[Gmsh] how to make a periodic cubic mesh

[Aleksejs Fomins]

Hi Dave,

Thanks a for your reply.

Here's my actual use case: two (or more) cuboids stacked up to form a big layered cuboid. The big cuboid should be periodic. Each intermediate surface will have a different characteristic lengthscale, and the characteristic lengthscale of the connecting surfaces should change smoothly. Can this be achieved?

Cheers,
Aleksejs

On 14.12.2016 15:29, David Colignon wrote:
>
> On 14/12/16 14:22, Aleksejs Fomins wrote:
>
>> Dear Gmsh,
>>
>> I would like to create a cubic domain with a few complicated 3D shapes inside, and produce a corresponding tetrahedral mesh. The domain boundaries of the cube should be periodically conformal, e.g. each triangle on the surface with normal -x should be equivalent to a triangle on the surface with normal +x under translation along the x-axis.
>>
>> Using google I have found a solution proposed earlier on this list:
>>
>> http://onelab.info/pipermail/gmsh/2016/010305.html
>>
>> The .geo code suggested in the above link produces a conformal tetrahedral mesh of a cube using Transfinite surfaces and edges. It seems to work, but has a few problems:
>> 1) It completely ignores the value of the characteristic lengthscale variable "lc", always splitting each edge in exactly 4 parts
>> 2) The characteristic lengthscale changes depending on when index number of the Transfinite Line. Currently it is 5. If one would set it to 14, each edge would be split into exactly 25 segments. Why is that?

————————

### Set problem A
Do the following statements agree with the Gmsh thread above? Answer yes or no for each, and quote the words of the thread that decide it. (i) The .geo code from the linked post builds its mesh with Transfinite surfaces and edges. (ii) That code follows whatever value is given to the variable "lc". (iii) In the later message, the big layered cuboid is meant to be periodic.
### Set problem B
Carry the Gmsh thread above forward, starting right after its last sentence.

### Provided information

————————

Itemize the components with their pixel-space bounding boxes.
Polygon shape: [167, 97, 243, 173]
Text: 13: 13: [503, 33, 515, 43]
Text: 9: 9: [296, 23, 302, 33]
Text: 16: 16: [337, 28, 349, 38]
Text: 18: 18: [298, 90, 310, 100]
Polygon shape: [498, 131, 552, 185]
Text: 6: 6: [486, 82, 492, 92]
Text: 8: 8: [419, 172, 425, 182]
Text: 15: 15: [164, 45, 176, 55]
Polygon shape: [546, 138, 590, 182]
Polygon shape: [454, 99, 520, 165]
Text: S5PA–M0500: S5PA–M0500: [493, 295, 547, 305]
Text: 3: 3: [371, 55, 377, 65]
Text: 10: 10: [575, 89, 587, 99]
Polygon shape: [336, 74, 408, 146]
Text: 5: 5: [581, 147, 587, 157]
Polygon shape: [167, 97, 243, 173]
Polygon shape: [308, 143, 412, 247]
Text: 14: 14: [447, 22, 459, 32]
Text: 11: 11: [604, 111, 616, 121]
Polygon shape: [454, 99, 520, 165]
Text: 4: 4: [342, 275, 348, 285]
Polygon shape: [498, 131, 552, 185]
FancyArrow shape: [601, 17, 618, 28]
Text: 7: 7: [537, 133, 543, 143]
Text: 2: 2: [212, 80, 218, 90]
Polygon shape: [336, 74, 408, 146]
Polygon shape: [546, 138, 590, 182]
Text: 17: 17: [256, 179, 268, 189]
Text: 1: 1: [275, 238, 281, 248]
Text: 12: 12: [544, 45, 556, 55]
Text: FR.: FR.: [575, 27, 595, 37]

————————

### Written response A
(i) Yes: "produces a conformal tetrahedral mesh of a cube using Transfinite surfaces and edges"
(ii) No: "It completely ignores the value of the characteristic lengthscale variable "lc", always splitting each edge in exactly 4 parts"
(iii) Yes: "The big cuboid should be periodic."

### Written response B
>
> Hi,
>
> see http://gmsh.info/doc/texinfo/gmsh.html#Structured-grids
>
> Transfinite Line { expression-list } | "*" = expression < Using Progression | Bump expression >;
>
>     Selects the lines in expression-list to be meshed with the 1D transfinite algorithm. The expression on the right hand side gives the number of nodes that will be created on the line (this overrides any other mesh element size prescription—see Specifying mesh element sizes).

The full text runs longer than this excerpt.